*** Recorded information
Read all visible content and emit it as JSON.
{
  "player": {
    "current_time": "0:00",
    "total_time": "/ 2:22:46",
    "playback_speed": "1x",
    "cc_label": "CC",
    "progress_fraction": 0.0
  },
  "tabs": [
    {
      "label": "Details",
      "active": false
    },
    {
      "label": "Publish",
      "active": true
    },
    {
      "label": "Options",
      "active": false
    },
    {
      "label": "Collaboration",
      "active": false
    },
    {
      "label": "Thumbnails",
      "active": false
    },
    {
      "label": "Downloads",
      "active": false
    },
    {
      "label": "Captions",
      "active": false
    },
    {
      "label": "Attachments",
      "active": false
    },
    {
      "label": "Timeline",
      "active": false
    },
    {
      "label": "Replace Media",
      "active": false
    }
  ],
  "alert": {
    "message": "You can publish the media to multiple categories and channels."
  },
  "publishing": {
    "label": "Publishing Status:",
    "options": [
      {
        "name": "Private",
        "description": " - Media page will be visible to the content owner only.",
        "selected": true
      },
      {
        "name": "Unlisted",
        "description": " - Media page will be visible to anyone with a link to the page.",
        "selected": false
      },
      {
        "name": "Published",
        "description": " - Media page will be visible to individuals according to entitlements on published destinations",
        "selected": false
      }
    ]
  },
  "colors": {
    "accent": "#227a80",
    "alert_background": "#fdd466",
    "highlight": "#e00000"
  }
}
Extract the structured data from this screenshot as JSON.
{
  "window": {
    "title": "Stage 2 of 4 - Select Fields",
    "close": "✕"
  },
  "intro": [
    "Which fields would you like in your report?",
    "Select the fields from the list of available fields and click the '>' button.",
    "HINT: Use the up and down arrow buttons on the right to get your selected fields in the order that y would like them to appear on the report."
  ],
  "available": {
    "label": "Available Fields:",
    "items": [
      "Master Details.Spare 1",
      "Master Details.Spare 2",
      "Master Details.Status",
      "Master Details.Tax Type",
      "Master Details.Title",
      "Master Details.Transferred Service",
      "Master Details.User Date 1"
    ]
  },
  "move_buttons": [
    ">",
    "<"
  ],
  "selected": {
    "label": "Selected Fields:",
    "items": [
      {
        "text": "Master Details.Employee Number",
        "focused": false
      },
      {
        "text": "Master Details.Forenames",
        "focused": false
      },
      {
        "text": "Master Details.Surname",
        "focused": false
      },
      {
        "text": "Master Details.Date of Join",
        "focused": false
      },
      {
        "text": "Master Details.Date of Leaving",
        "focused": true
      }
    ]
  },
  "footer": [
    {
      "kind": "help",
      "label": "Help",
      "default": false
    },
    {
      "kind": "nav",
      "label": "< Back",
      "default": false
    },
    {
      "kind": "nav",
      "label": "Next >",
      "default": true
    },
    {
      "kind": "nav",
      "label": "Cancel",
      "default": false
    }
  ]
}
******
*** Recorded information
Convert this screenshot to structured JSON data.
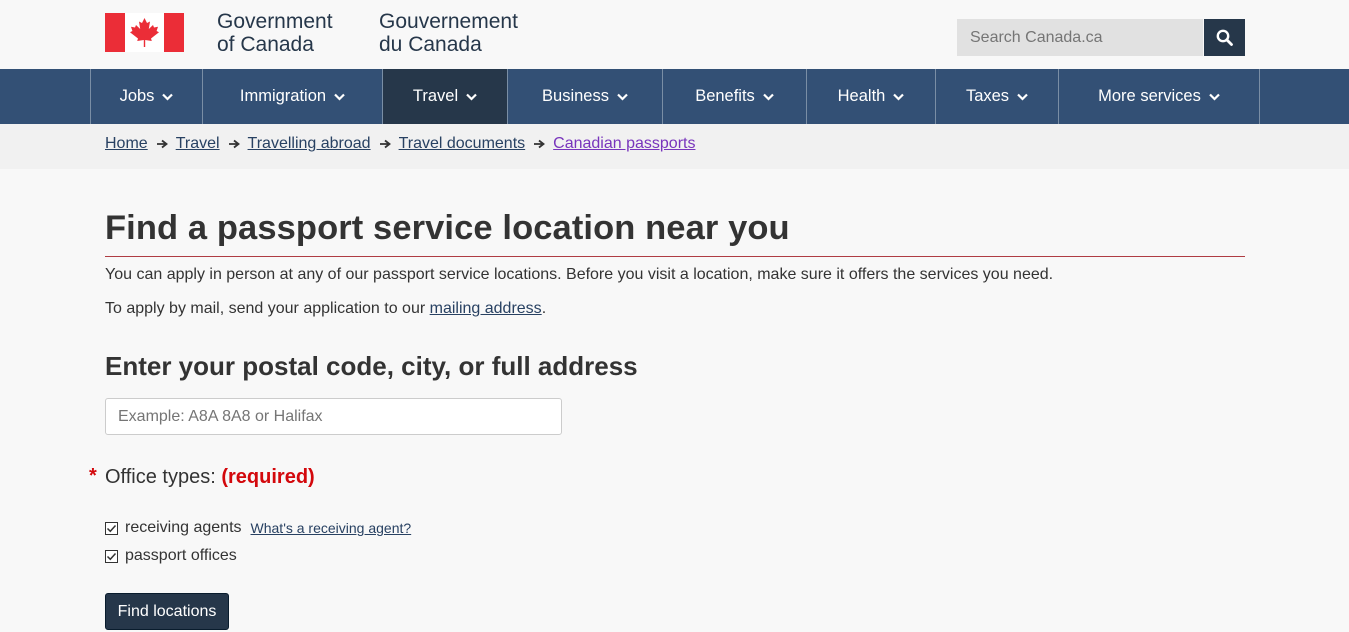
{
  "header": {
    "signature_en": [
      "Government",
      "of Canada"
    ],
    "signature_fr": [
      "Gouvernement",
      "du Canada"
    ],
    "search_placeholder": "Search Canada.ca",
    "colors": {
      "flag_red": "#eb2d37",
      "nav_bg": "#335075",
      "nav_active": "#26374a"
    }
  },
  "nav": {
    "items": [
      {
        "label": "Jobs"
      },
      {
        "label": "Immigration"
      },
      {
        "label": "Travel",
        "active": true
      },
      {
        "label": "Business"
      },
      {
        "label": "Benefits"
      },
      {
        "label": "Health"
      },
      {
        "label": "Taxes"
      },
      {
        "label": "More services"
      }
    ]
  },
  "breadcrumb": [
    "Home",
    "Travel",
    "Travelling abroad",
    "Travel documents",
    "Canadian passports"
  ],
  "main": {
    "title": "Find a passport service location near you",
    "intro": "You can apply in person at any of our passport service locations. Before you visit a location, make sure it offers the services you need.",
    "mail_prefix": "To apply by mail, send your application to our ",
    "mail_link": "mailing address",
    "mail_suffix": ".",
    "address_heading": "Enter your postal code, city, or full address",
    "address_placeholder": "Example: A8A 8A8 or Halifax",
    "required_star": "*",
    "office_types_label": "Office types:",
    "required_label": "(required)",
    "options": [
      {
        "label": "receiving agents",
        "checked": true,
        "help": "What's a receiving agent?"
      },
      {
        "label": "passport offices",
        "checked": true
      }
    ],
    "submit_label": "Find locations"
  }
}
******
### What is needed
Identify the lines in the entries that hold "structured" and return each one.

### Written solution
Extract the structured data from this screenshot as JSON.
Convert this screenshot to structured JSON data.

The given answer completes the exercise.